=== Goal ===
Print out every line, exactly as written.

=== Collected data entries ===
_ _ _ _ _

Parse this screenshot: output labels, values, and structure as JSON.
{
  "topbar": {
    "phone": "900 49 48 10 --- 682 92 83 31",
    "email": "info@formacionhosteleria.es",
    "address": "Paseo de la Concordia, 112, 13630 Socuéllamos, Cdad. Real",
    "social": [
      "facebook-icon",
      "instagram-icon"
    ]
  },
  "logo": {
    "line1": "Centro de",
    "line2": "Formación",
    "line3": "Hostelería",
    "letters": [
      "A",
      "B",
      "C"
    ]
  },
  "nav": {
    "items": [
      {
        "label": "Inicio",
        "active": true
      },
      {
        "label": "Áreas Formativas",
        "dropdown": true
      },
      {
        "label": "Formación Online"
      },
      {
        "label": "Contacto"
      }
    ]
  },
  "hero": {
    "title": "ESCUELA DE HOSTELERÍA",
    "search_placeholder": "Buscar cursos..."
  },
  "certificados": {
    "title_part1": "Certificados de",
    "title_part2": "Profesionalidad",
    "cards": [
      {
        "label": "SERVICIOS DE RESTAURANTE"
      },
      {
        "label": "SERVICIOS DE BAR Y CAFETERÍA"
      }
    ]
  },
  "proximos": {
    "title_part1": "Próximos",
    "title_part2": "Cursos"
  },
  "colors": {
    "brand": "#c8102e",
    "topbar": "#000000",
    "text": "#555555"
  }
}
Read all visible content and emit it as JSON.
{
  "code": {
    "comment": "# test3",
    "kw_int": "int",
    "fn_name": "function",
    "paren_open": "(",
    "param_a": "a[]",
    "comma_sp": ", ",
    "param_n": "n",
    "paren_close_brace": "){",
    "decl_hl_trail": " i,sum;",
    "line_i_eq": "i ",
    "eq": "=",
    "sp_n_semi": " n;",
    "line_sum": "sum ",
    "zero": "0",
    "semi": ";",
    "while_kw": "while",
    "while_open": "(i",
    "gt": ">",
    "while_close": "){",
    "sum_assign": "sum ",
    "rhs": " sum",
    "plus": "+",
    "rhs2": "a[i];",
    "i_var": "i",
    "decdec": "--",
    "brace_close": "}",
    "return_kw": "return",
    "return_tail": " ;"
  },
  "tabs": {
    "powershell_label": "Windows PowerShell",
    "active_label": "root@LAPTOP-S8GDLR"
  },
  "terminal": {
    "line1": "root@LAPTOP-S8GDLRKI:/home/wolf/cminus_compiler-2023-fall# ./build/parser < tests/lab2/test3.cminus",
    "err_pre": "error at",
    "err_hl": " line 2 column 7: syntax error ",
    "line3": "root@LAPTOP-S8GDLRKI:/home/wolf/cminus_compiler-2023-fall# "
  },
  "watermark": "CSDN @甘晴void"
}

_ _ _ _ _

=== Exercise output ===
Parse this screenshot: output labels, values, and structure as JSON.
{
  "topbar": {
    "phone": "900 49 48 10 --- 682 92 83 31",
    "email": "info@formacionhosteleria.es",
    "address": "Paseo de la Concordia, 112, 13630 Socuéllamos, Cdad. Real",
    "social": [
      "facebook-icon",
      "instagram-icon"
    ]
  },
  "logo": {
    "line1": "Centro de",
    "line2": "Formación",
    "line3": "Hostelería",
    "letters": [
      "A",
      "B",
      "C"
    ]
  },
  "nav": {
    "items": [
      {
        "label": "Inicio",
        "active": true
      },
      {
        "label": "Áreas Formativas",
        "dropdown": true
      },
      {
        "label": "Formación Online"
      },
      {
        "label": "Contacto"
      }
    ]
  },
  "hero": {
    "title": "ESCUELA DE HOSTELERÍA",
    "search_placeholder": "Buscar cursos..."
  },
  "certificados": {
    "title_part1": "Certificados de",
    "title_part2": "Profesionalidad",
    "cards": [
      {
        "label": "SERVICIOS DE RESTAURANTE"
      },
      {
        "label": "SERVICIOS DE BAR Y CAFETERÍA"
      }
    ]
  },
  "proximos": {
    "title_part1": "Próximos",
    "title_part2": "Cursos"
  },
  "colors": {
    "brand": "#c8102e",
    "topbar": "#000000",
    "text": "#555555"
  }
}
Read all visible content and emit it as JSON.
{
  "code": {
    "comment": "# test3",
    "kw_int": "int",
    "fn_name": "function",
    "paren_open": "(",
    "param_a": "a[]",
    "comma_sp": ", ",
    "param_n": "n",
    "paren_close_brace": "){",
    "decl_hl_trail": " i,sum;",
    "line_i_eq": "i ",
    "eq": "=",
    "sp_n_semi": " n;",
    "line_sum": "sum ",
    "zero": "0",
    "semi": ";",
    "while_kw": "while",
    "while_open": "(i",
    "gt": ">",
    "while_close": "){",
    "sum_assign": "sum ",
    "rhs": " sum",
    "plus": "+",
    "rhs2": "a[i];",
    "i_var": "i",
    "decdec": "--",
    "brace_close": "}",
    "return_kw": "return",
    "return_tail": " ;"
  },
  "tabs": {
    "powershell_label": "Windows PowerShell",
    "active_label": "root@LAPTOP-S8GDLR"
  },
  "terminal": {
    "line1": "root@LAPTOP-S8GDLRKI:/home/wolf/cminus_compiler-2023-fall# ./build/parser < tests/lab2/test3.cminus",
    "err_pre": "error at",
    "err_hl": " line 2 column 7: syntax error ",
    "line3": "root@LAPTOP-S8GDLRKI:/home/wolf/cminus_compiler-2023-fall# "
  },
  "watermark": "CSDN @甘晴void"
}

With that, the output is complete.